* Start Records provided *

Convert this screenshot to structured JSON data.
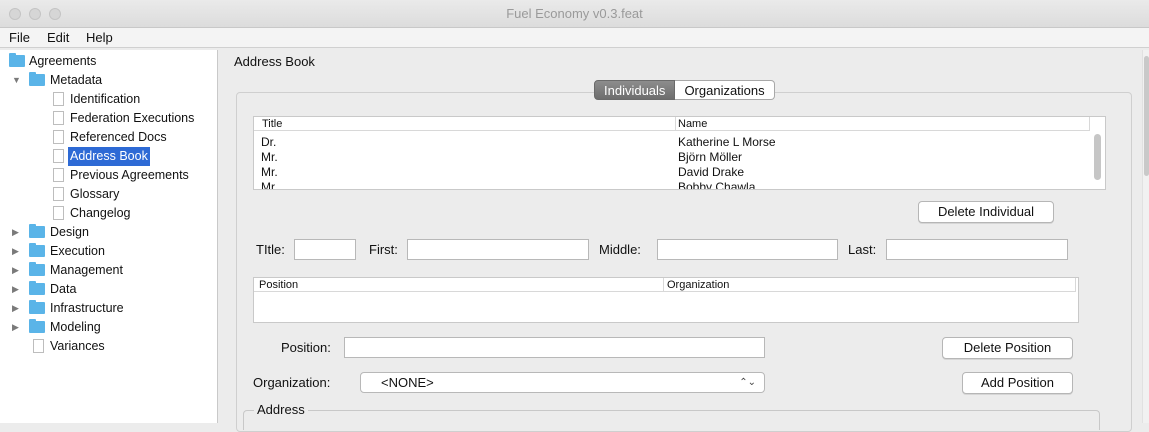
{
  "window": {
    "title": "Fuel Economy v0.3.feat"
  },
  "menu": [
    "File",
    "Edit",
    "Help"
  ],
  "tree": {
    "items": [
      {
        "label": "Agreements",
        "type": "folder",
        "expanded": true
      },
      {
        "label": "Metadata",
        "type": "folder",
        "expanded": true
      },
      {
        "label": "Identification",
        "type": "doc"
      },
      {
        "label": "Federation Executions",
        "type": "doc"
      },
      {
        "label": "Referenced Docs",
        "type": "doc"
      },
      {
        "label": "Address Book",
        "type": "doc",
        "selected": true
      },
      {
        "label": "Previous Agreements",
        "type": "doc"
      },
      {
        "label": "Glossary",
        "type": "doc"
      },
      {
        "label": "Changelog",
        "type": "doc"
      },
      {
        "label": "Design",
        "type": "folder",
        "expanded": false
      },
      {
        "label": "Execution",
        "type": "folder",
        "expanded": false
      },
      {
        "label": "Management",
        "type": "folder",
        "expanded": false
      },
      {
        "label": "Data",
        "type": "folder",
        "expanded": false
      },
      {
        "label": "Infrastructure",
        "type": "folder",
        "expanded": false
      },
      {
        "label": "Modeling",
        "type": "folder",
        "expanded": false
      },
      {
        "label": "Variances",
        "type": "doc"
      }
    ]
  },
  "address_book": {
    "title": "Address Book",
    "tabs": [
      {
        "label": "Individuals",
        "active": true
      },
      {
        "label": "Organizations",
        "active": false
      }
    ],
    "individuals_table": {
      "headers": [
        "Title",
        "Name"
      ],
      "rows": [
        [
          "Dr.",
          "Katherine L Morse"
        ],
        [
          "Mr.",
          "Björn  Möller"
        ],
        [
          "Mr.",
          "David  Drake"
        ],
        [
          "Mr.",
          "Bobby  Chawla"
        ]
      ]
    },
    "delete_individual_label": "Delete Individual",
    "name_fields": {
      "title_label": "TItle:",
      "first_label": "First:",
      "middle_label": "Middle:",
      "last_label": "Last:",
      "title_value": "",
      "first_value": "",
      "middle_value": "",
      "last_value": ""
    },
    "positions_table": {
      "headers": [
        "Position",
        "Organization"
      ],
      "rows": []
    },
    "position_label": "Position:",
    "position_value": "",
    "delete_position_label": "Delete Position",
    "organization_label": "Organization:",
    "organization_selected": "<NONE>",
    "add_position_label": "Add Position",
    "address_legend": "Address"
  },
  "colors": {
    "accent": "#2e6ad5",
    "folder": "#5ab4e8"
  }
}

* End Records provided *

◆ **Problem requirements**: Retype each entry precisely. Skip images entirely.

◆ **Problem solution**:
Convert this screenshot to structured JSON data.
{
  "window": {
    "title": "Fuel Economy v0.3.feat"
  },
  "menu": [
    "File",
    "Edit",
    "Help"
  ],
  "tree": {
    "items": [
      {
        "label": "Agreements",
        "type": "folder",
        "expanded": true
      },
      {
        "label": "Metadata",
        "type": "folder",
        "expanded": true
      },
      {
        "label": "Identification",
        "type": "doc"
      },
      {
        "label": "Federation Executions",
        "type": "doc"
      },
      {
        "label": "Referenced Docs",
        "type": "doc"
      },
      {
        "label": "Address Book",
        "type": "doc",
        "selected": true
      },
      {
        "label": "Previous Agreements",
        "type": "doc"
      },
      {
        "label": "Glossary",
        "type": "doc"
      },
      {
        "label": "Changelog",
        "type": "doc"
      },
      {
        "label": "Design",
        "type": "folder",
        "expanded": false
      },
      {
        "label": "Execution",
        "type": "folder",
        "expanded": false
      },
      {
        "label": "Management",
        "type": "folder",
        "expanded": false
      },
      {
        "label": "Data",
        "type": "folder",
        "expanded": false
      },
      {
        "label": "Infrastructure",
        "type": "folder",
        "expanded": false
      },
      {
        "label": "Modeling",
        "type": "folder",
        "expanded": false
      },
      {
        "label": "Variances",
        "type": "doc"
      }
    ]
  },
  "address_book": {
    "title": "Address Book",
    "tabs": [
      {
        "label": "Individuals",
        "active": true
      },
      {
        "label": "Organizations",
        "active": false
      }
    ],
    "individuals_table": {
      "headers": [
        "Title",
        "Name"
      ],
      "rows": [
        [
          "Dr.",
          "Katherine L Morse"
        ],
        [
          "Mr.",
          "Björn  Möller"
        ],
        [
          "Mr.",
          "David  Drake"
        ],
        [
          "Mr.",
          "Bobby  Chawla"
        ]
      ]
    },
    "delete_individual_label": "Delete Individual",
    "name_fields": {
      "title_label": "TItle:",
      "first_label": "First:",
      "middle_label": "Middle:",
      "last_label": "Last:",
      "title_value": "",
      "first_value": "",
      "middle_value": "",
      "last_value": ""
    },
    "positions_table": {
      "headers": [
        "Position",
        "Organization"
      ],
      "rows": []
    },
    "position_label": "Position:",
    "position_value": "",
    "delete_position_label": "Delete Position",
    "organization_label": "Organization:",
    "organization_selected": "<NONE>",
    "add_position_label": "Add Position",
    "address_legend": "Address"
  },
  "colors": {
    "accent": "#2e6ad5",
    "folder": "#5ab4e8"
  }
}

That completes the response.